▸ Input data
══════

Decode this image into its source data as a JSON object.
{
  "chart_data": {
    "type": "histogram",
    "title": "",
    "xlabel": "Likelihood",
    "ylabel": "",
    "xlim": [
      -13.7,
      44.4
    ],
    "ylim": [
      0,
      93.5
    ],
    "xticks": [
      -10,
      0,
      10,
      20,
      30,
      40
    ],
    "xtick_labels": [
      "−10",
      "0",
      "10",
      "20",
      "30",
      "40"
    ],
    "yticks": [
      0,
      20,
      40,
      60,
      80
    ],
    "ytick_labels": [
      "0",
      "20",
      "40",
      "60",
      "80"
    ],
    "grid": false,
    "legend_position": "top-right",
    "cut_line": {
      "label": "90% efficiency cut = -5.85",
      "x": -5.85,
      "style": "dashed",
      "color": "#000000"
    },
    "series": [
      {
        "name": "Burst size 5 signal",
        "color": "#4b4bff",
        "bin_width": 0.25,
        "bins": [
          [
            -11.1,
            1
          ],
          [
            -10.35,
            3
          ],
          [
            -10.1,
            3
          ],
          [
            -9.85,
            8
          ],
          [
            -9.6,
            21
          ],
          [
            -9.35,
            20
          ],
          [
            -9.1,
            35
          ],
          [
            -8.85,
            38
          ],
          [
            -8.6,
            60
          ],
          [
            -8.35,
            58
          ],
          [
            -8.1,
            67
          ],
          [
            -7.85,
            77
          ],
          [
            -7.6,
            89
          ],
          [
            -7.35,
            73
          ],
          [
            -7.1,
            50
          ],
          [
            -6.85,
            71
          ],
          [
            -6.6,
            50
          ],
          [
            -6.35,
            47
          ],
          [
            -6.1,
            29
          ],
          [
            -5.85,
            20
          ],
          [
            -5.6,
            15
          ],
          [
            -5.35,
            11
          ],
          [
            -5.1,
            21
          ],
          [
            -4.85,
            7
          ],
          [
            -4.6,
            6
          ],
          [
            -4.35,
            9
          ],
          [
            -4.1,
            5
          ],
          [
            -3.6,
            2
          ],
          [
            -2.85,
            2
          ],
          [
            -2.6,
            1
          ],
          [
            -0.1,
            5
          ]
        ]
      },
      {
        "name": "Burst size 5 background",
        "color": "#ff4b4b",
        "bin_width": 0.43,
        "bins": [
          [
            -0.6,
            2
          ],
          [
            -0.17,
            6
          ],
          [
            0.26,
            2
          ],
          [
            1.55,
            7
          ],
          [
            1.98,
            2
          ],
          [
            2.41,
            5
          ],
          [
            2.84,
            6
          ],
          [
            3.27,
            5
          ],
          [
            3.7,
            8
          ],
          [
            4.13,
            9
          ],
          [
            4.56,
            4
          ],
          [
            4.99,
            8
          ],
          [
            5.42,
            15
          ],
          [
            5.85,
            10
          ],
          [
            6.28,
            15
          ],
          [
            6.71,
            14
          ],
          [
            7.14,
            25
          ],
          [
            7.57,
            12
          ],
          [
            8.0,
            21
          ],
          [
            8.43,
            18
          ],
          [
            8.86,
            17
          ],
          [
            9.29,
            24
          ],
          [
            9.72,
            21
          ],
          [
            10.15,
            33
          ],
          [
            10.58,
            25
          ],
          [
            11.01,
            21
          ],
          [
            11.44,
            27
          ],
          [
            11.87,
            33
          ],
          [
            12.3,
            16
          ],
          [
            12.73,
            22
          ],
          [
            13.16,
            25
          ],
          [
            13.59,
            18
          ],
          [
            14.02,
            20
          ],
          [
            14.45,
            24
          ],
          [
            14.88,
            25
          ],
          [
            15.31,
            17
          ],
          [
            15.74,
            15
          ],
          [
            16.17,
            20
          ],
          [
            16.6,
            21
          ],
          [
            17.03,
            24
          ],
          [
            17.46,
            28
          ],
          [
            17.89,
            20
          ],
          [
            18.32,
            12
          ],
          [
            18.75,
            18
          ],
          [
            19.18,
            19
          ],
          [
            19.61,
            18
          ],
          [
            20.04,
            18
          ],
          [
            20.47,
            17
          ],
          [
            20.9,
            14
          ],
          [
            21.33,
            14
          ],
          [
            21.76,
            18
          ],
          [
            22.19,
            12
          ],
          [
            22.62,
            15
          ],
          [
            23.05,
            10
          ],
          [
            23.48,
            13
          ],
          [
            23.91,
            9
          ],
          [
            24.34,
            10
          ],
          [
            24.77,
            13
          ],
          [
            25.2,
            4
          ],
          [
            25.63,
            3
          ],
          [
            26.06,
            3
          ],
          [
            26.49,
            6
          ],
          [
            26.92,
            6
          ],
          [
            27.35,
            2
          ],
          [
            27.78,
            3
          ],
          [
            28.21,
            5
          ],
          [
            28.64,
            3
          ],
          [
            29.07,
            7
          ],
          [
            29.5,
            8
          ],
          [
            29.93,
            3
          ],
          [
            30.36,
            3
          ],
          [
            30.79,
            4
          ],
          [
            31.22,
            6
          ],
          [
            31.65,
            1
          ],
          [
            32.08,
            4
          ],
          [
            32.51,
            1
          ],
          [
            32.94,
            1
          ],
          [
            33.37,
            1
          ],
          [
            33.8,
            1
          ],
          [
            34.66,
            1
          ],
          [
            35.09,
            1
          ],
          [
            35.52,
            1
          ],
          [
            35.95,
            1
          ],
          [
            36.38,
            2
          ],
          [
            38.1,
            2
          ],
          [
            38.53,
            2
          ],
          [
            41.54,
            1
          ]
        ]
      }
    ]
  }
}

══════

Copy out all of the lines above exactly.

Decode this image into its source data as a JSON object.
{
  "chart_data": {
    "type": "histogram",
    "title": "",
    "xlabel": "Likelihood",
    "ylabel": "",
    "xlim": [
      -13.7,
      44.4
    ],
    "ylim": [
      0,
      93.5
    ],
    "xticks": [
      -10,
      0,
      10,
      20,
      30,
      40
    ],
    "xtick_labels": [
      "−10",
      "0",
      "10",
      "20",
      "30",
      "40"
    ],
    "yticks": [
      0,
      20,
      40,
      60,
      80
    ],
    "ytick_labels": [
      "0",
      "20",
      "40",
      "60",
      "80"
    ],
    "grid": false,
    "legend_position": "top-right",
    "cut_line": {
      "label": "90% efficiency cut = -5.85",
      "x": -5.85,
      "style": "dashed",
      "color": "#000000"
    },
    "series": [
      {
        "name": "Burst size 5 signal",
        "color": "#4b4bff",
        "bin_width": 0.25,
        "bins": [
          [
            -11.1,
            1
          ],
          [
            -10.35,
            3
          ],
          [
            -10.1,
            3
          ],
          [
            -9.85,
            8
          ],
          [
            -9.6,
            21
          ],
          [
            -9.35,
            20
          ],
          [
            -9.1,
            35
          ],
          [
            -8.85,
            38
          ],
          [
            -8.6,
            60
          ],
          [
            -8.35,
            58
          ],
          [
            -8.1,
            67
          ],
          [
            -7.85,
            77
          ],
          [
            -7.6,
            89
          ],
          [
            -7.35,
            73
          ],
          [
            -7.1,
            50
          ],
          [
            -6.85,
            71
          ],
          [
            -6.6,
            50
          ],
          [
            -6.35,
            47
          ],
          [
            -6.1,
            29
          ],
          [
            -5.85,
            20
          ],
          [
            -5.6,
            15
          ],
          [
            -5.35,
            11
          ],
          [
            -5.1,
            21
          ],
          [
            -4.85,
            7
          ],
          [
            -4.6,
            6
          ],
          [
            -4.35,
            9
          ],
          [
            -4.1,
            5
          ],
          [
            -3.6,
            2
          ],
          [
            -2.85,
            2
          ],
          [
            -2.6,
            1
          ],
          [
            -0.1,
            5
          ]
        ]
      },
      {
        "name": "Burst size 5 background",
        "color": "#ff4b4b",
        "bin_width": 0.43,
        "bins": [
          [
            -0.6,
            2
          ],
          [
            -0.17,
            6
          ],
          [
            0.26,
            2
          ],
          [
            1.55,
            7
          ],
          [
            1.98,
            2
          ],
          [
            2.41,
            5
          ],
          [
            2.84,
            6
          ],
          [
            3.27,
            5
          ],
          [
            3.7,
            8
          ],
          [
            4.13,
            9
          ],
          [
            4.56,
            4
          ],
          [
            4.99,
            8
          ],
          [
            5.42,
            15
          ],
          [
            5.85,
            10
          ],
          [
            6.28,
            15
          ],
          [
            6.71,
            14
          ],
          [
            7.14,
            25
          ],
          [
            7.57,
            12
          ],
          [
            8.0,
            21
          ],
          [
            8.43,
            18
          ],
          [
            8.86,
            17
          ],
          [
            9.29,
            24
          ],
          [
            9.72,
            21
          ],
          [
            10.15,
            33
          ],
          [
            10.58,
            25
          ],
          [
            11.01,
            21
          ],
          [
            11.44,
            27
          ],
          [
            11.87,
            33
          ],
          [
            12.3,
            16
          ],
          [
            12.73,
            22
          ],
          [
            13.16,
            25
          ],
          [
            13.59,
            18
          ],
          [
            14.02,
            20
          ],
          [
            14.45,
            24
          ],
          [
            14.88,
            25
          ],
          [
            15.31,
            17
          ],
          [
            15.74,
            15
          ],
          [
            16.17,
            20
          ],
          [
            16.6,
            21
          ],
          [
            17.03,
            24
          ],
          [
            17.46,
            28
          ],
          [
            17.89,
            20
          ],
          [
            18.32,
            12
          ],
          [
            18.75,
            18
          ],
          [
            19.18,
            19
          ],
          [
            19.61,
            18
          ],
          [
            20.04,
            18
          ],
          [
            20.47,
            17
          ],
          [
            20.9,
            14
          ],
          [
            21.33,
            14
          ],
          [
            21.76,
            18
          ],
          [
            22.19,
            12
          ],
          [
            22.62,
            15
          ],
          [
            23.05,
            10
          ],
          [
            23.48,
            13
          ],
          [
            23.91,
            9
          ],
          [
            24.34,
            10
          ],
          [
            24.77,
            13
          ],
          [
            25.2,
            4
          ],
          [
            25.63,
            3
          ],
          [
            26.06,
            3
          ],
          [
            26.49,
            6
          ],
          [
            26.92,
            6
          ],
          [
            27.35,
            2
          ],
          [
            27.78,
            3
          ],
          [
            28.21,
            5
          ],
          [
            28.64,
            3
          ],
          [
            29.07,
            7
          ],
          [
            29.5,
            8
          ],
          [
            29.93,
            3
          ],
          [
            30.36,
            3
          ],
          [
            30.79,
            4
          ],
          [
            31.22,
            6
          ],
          [
            31.65,
            1
          ],
          [
            32.08,
            4
          ],
          [
            32.51,
            1
          ],
          [
            32.94,
            1
          ],
          [
            33.37,
            1
          ],
          [
            33.8,
            1
          ],
          [
            34.66,
            1
          ],
          [
            35.09,
            1
          ],
          [
            35.52,
            1
          ],
          [
            35.95,
            1
          ],
          [
            36.38,
            2
          ],
          [
            38.1,
            2
          ],
          [
            38.53,
            2
          ],
          [
            41.54,
            1
          ]
        ]
      }
    ]
  }
}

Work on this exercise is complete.